## What this task involves
Return only the number of lines in the entries below that hold the word "icon".

———

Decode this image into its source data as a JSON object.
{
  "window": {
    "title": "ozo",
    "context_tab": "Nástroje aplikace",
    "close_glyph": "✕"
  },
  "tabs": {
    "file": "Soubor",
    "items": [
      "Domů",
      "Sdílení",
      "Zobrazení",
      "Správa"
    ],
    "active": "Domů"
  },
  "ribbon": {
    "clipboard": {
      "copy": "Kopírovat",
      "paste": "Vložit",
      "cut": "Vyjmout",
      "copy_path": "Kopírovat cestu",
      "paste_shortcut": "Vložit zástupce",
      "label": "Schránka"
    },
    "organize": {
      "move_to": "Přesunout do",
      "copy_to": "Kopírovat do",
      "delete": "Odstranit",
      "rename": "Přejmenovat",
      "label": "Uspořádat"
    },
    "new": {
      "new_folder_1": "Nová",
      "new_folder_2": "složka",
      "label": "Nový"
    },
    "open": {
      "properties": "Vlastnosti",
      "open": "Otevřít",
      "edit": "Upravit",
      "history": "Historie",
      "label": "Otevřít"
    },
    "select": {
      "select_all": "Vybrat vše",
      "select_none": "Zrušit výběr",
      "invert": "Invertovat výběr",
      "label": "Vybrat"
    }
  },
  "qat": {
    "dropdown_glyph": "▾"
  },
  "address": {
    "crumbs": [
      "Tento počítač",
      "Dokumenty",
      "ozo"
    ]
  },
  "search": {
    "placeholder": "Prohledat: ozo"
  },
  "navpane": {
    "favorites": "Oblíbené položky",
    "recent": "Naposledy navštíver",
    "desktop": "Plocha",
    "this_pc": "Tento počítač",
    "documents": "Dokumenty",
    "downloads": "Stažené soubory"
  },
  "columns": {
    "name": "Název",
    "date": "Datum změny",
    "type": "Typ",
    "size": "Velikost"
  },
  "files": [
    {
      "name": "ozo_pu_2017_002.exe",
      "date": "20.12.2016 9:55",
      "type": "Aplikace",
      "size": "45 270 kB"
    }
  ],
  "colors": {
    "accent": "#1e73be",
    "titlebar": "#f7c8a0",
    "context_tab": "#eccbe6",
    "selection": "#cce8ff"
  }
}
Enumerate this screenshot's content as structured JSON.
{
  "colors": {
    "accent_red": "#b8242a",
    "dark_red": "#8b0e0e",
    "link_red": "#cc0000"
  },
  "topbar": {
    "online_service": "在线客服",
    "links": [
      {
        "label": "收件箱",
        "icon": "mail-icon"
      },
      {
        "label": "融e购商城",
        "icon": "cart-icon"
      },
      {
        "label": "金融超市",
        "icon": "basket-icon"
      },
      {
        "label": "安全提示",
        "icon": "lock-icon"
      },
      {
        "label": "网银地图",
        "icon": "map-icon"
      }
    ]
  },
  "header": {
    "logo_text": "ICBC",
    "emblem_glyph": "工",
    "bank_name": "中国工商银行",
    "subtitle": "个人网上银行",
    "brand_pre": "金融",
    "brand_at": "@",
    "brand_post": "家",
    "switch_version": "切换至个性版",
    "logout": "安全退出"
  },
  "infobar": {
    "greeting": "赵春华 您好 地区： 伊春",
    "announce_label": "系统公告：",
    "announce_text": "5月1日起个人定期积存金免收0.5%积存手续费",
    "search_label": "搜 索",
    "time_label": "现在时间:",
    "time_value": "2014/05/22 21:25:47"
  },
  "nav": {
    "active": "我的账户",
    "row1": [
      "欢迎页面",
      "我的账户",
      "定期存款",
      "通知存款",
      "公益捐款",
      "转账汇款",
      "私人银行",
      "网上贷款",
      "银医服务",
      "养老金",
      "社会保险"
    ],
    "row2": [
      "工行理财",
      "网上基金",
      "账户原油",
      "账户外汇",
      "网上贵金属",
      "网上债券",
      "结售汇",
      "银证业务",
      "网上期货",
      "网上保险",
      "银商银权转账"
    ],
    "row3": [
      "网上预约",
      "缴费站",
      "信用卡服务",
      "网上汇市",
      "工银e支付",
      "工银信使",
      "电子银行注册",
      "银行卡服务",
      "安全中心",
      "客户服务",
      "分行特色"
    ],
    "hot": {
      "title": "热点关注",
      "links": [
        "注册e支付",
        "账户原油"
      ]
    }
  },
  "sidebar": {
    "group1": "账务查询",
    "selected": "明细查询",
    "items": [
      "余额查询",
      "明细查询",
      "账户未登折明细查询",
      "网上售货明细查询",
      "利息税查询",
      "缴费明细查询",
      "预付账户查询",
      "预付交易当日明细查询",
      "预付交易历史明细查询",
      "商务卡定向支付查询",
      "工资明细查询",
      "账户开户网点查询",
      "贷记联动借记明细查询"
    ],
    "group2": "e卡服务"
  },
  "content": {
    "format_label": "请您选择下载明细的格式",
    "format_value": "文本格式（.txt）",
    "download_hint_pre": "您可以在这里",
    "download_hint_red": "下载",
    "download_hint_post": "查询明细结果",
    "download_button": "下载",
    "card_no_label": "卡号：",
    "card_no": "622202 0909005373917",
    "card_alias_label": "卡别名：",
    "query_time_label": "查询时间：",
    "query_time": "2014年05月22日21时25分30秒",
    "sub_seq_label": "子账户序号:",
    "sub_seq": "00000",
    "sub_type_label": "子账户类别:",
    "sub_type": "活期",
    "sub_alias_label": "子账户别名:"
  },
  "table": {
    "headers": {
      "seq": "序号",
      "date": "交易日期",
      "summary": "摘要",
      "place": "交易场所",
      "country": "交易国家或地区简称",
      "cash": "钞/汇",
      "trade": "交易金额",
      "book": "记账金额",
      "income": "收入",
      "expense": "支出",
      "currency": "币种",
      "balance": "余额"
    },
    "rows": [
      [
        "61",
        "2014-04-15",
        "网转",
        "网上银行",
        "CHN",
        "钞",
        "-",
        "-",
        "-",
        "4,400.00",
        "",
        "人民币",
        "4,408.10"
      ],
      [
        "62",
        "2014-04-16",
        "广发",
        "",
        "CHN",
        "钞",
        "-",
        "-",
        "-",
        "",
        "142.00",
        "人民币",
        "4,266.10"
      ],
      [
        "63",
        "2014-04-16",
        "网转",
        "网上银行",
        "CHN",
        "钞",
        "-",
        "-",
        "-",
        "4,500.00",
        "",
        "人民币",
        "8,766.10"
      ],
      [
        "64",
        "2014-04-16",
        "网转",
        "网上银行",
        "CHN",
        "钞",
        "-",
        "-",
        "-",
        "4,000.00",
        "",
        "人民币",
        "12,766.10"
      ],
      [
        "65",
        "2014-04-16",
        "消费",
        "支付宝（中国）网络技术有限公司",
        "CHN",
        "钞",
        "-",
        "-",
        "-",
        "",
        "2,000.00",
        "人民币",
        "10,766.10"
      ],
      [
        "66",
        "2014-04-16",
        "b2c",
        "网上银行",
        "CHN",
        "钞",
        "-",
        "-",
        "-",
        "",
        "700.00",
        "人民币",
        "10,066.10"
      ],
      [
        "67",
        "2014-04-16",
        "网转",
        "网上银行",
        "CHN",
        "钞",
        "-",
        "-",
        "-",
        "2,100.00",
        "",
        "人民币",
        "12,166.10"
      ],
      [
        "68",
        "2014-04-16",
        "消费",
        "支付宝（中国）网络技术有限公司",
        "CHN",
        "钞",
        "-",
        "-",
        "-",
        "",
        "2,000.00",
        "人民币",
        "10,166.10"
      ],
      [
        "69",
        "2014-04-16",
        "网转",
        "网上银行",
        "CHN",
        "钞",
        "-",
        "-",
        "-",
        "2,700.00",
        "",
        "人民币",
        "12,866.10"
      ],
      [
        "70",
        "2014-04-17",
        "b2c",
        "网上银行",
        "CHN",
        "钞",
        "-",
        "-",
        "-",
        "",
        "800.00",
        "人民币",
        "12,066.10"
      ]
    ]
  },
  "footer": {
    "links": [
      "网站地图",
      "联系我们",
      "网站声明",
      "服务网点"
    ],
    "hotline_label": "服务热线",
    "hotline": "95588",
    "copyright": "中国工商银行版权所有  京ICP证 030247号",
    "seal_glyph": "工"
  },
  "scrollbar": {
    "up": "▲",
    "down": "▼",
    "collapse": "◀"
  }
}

———

## Solution to this exercise
5